Restate exactly the lines below, from the one containing "Output a JSON" through the final line, and leave out the pictures.

* * * *

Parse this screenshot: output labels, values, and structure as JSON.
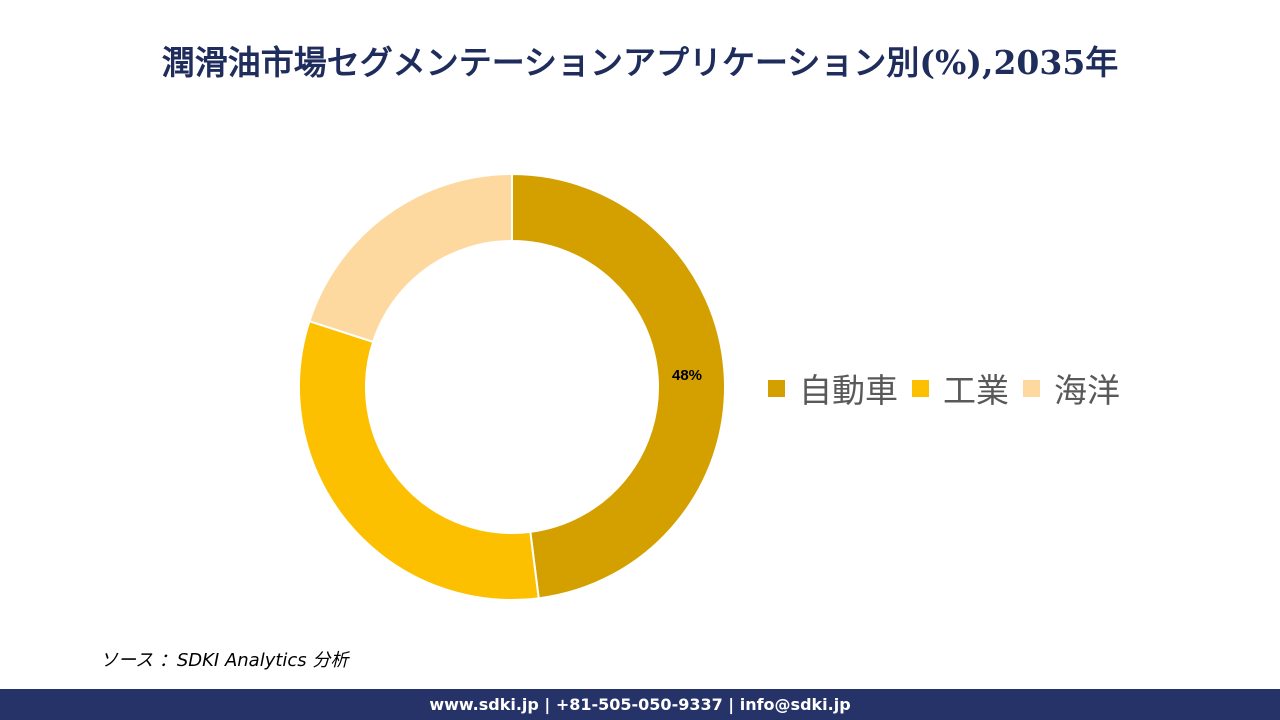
{
  "header": {
    "title": "潤滑油市場セグメンテーションアプリケーション別(%),2035年"
  },
  "chart_data": {
    "type": "pie",
    "subtype": "donut",
    "title": "潤滑油市場セグメンテーションアプリケーション別(%),2035年",
    "categories": [
      "自動車",
      "工業",
      "海洋"
    ],
    "values": [
      48,
      32,
      20
    ],
    "colors": [
      "#d4a000",
      "#fcc000",
      "#fdd9a0"
    ],
    "data_labels": [
      "48%",
      "",
      ""
    ],
    "legend_position": "right",
    "start_angle_deg": 0,
    "direction": "clockwise"
  },
  "chart": {
    "data_label_0": "48%"
  },
  "legend": {
    "items": [
      {
        "label": "自動車",
        "color": "#d4a000"
      },
      {
        "label": "工業",
        "color": "#fcc000"
      },
      {
        "label": "海洋",
        "color": "#fdd9a0"
      }
    ]
  },
  "source": {
    "text": "ソース ：SDKI Analytics  分析"
  },
  "footer": {
    "text": "www.sdki.jp | +81-505-050-9337 | info@sdki.jp"
  }
}
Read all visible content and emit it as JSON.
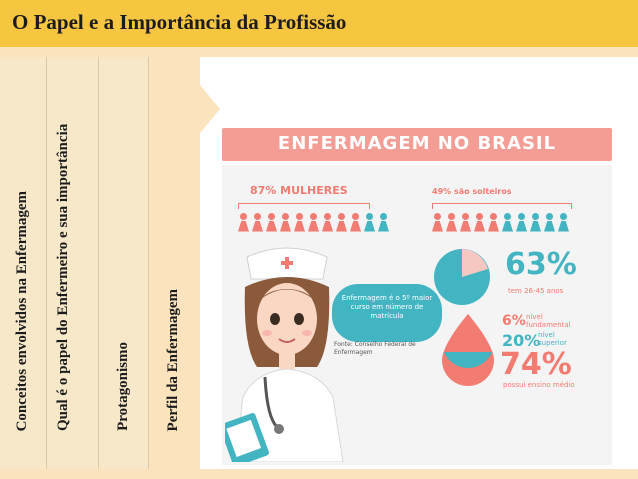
{
  "slide": {
    "title": "O Papel e a Importância da Profissão"
  },
  "tabs": [
    {
      "label": "Conceitos envolvidos na Enfermagem"
    },
    {
      "label": "Qual é o papel do Enfermeiro e sua importância"
    },
    {
      "label": "Protagonismo"
    },
    {
      "label": "Perfil da Enfermagem"
    }
  ],
  "infographic": {
    "banner": "ENFERMAGEM NO BRASIL",
    "women_label": "87% MULHERES",
    "single_label": "49% são solteiros",
    "age_percent": "63%",
    "age_label": "tem 26-45 anos",
    "fundamental_percent": "6%",
    "fundamental_label": "nível fundamental",
    "superior_percent": "20%",
    "superior_label": "nível superior",
    "medio_percent": "74%",
    "medio_label": "possui ensino médio",
    "bubble_text": "Enfermagem é o 5º maior curso em número de matrícula",
    "source_text": "Fonte: Conselho Federal de Enfermagem",
    "colors": {
      "pink": "#f27c72",
      "teal": "#43b5c2"
    }
  }
}
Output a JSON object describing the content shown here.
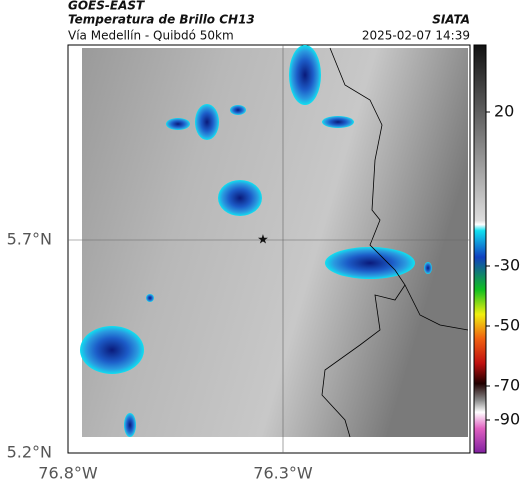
{
  "header": {
    "source": "GOES-EAST",
    "product": "Temperatura de Brillo CH13",
    "region": "Vía Medellín - Quibdó 50km",
    "org": "SIATA",
    "datetime": "2025-02-07 14:39"
  },
  "map": {
    "lat_ticks": [
      {
        "value": 5.7,
        "label": "5.7°N"
      },
      {
        "value": 5.2,
        "label": "5.2°N"
      }
    ],
    "lon_ticks": [
      {
        "value": -76.8,
        "label": "76.8°W"
      },
      {
        "value": -76.3,
        "label": "76.3°W"
      }
    ]
  },
  "colorbar": {
    "ticks": [
      20,
      -30,
      -50,
      -70,
      -90
    ]
  }
}
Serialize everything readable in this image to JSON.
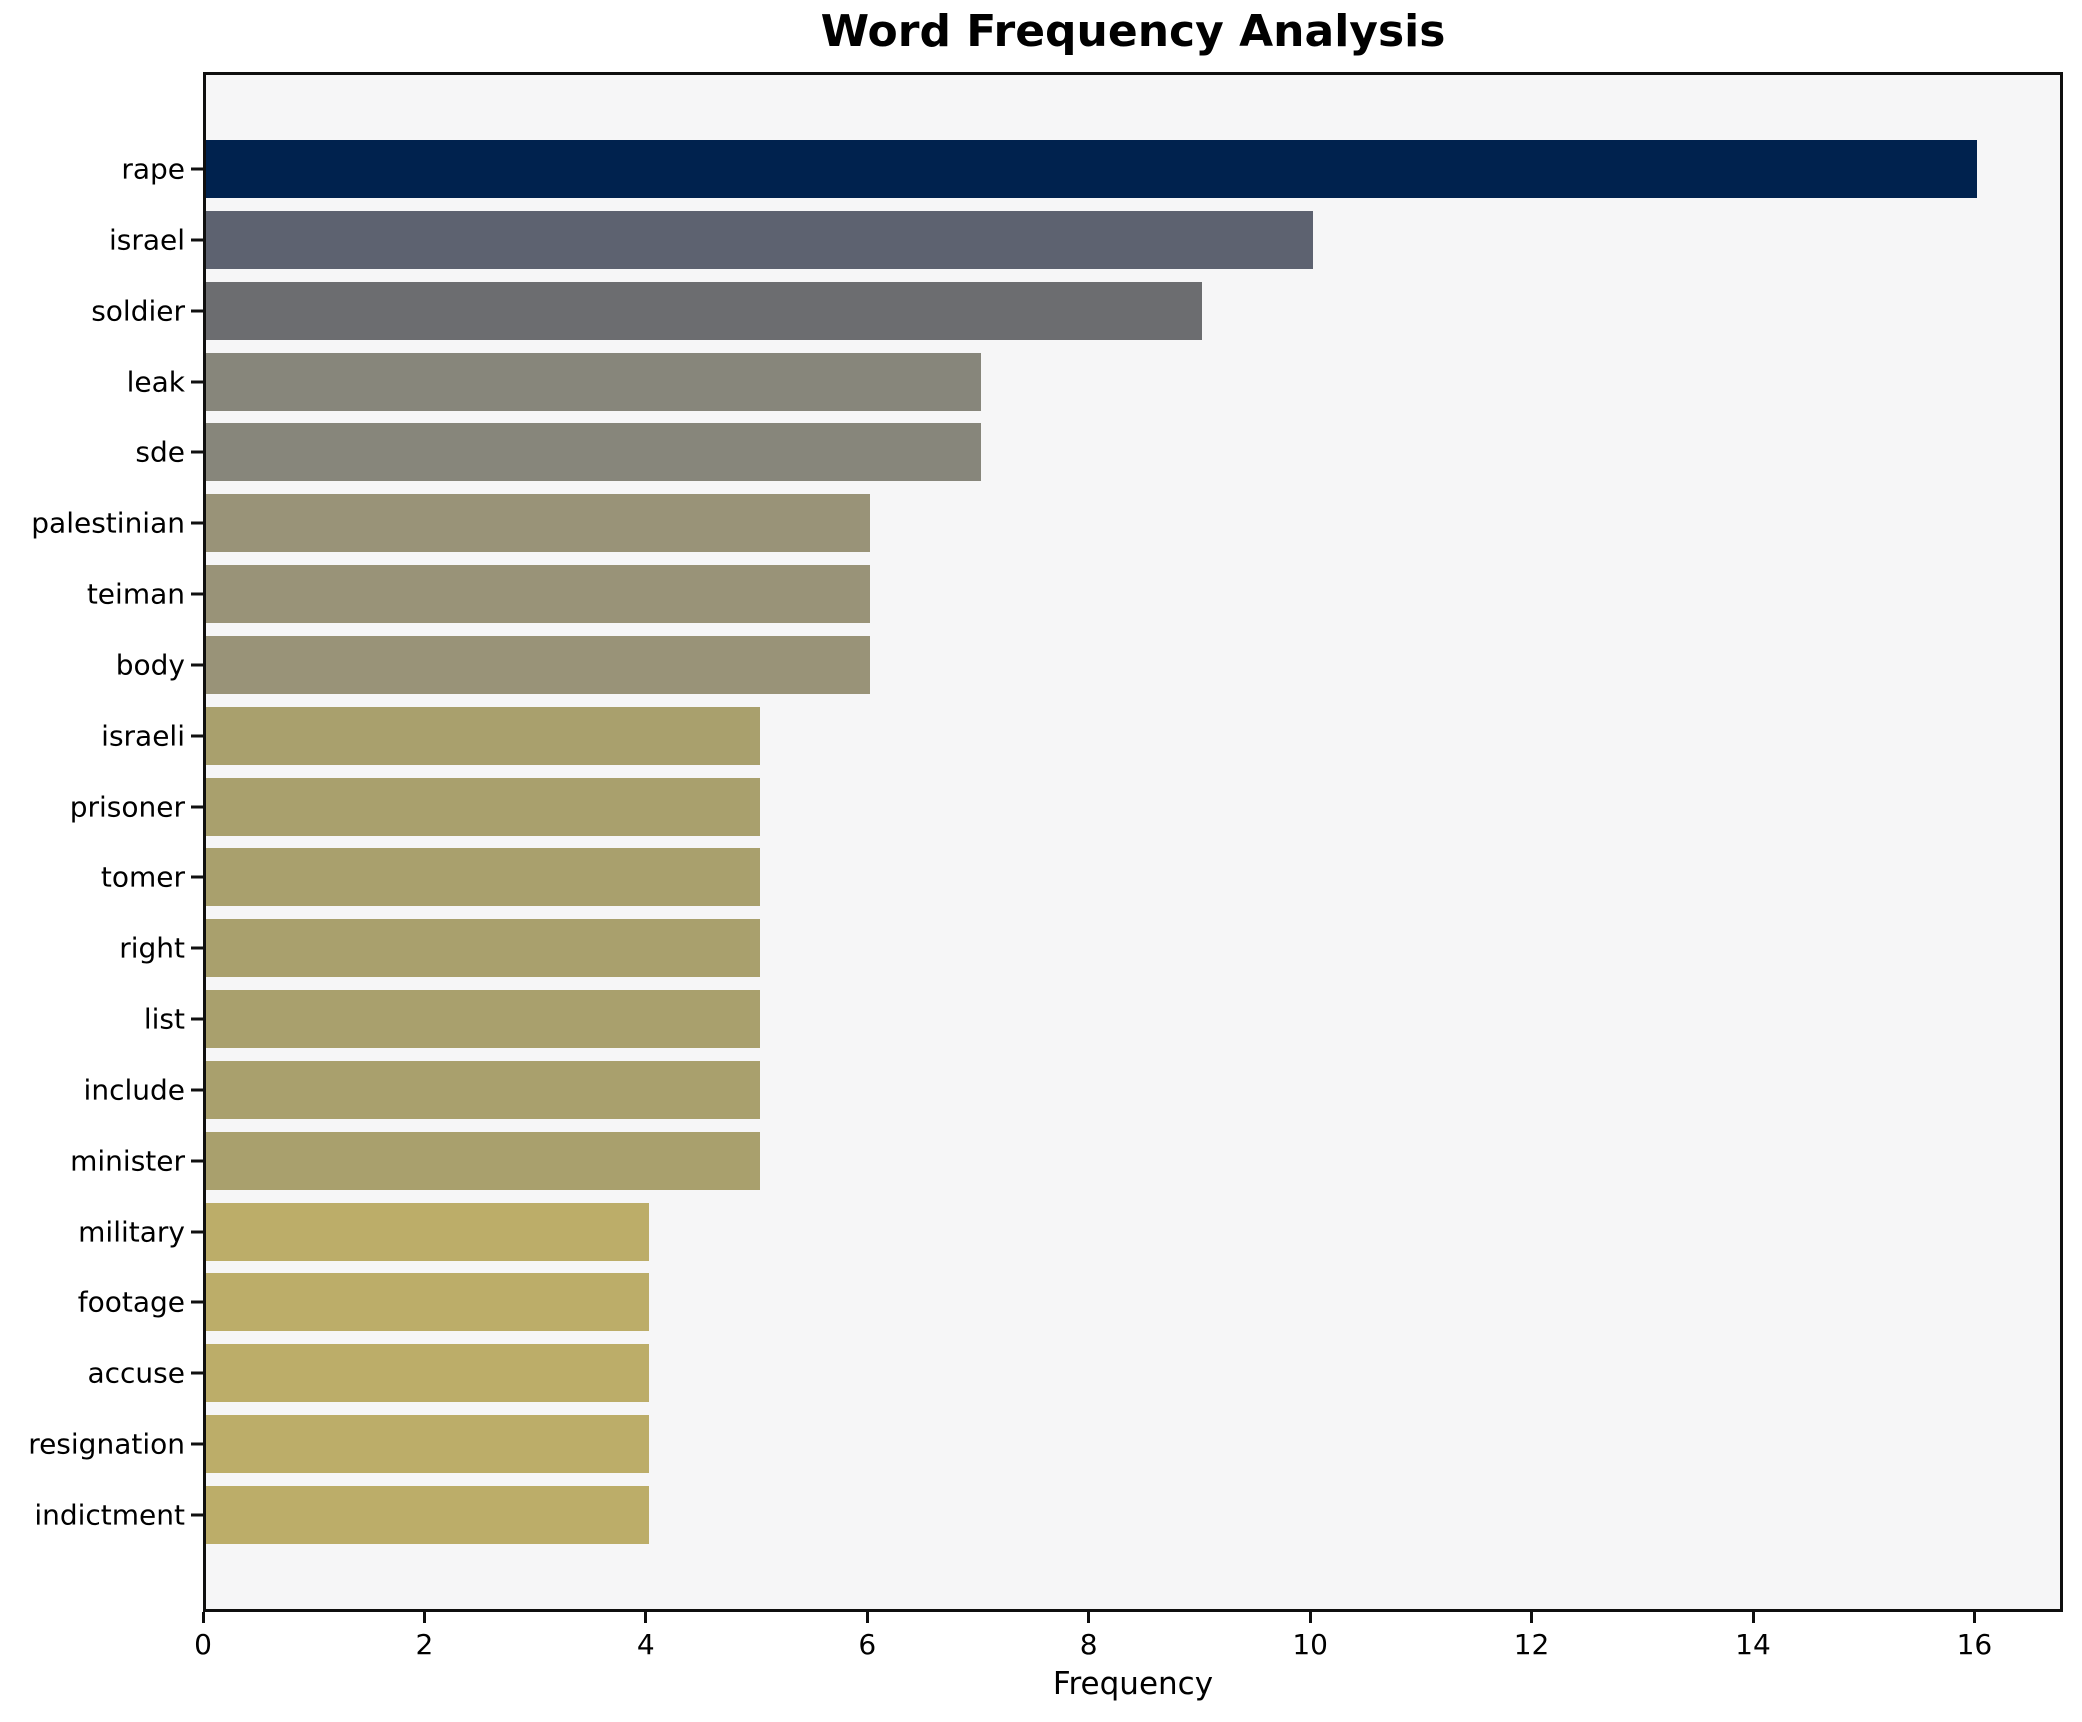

* * * *

**WRITTEN RESPONSE**
Output a JSON object describing the content shown here.
{
  "header": {
    "source": "GOES-EAST",
    "product": "Temperatura de Brillo CH13",
    "region": "Vía Medellín - Quibdó 50km",
    "org": "SIATA",
    "datetime": "2025-02-07 14:39"
  },
  "map": {
    "lat_ticks": [
      {
        "value": 5.7,
        "label": "5.7°N"
      },
      {
        "value": 5.2,
        "label": "5.2°N"
      }
    ],
    "lon_ticks": [
      {
        "value": -76.8,
        "label": "76.8°W"
      },
      {
        "value": -76.3,
        "label": "76.3°W"
      }
    ]
  },
  "colorbar": {
    "ticks": [
      20,
      -30,
      -50,
      -70,
      -90
    ]
  }
}
Serialize everything readable in this image to JSON.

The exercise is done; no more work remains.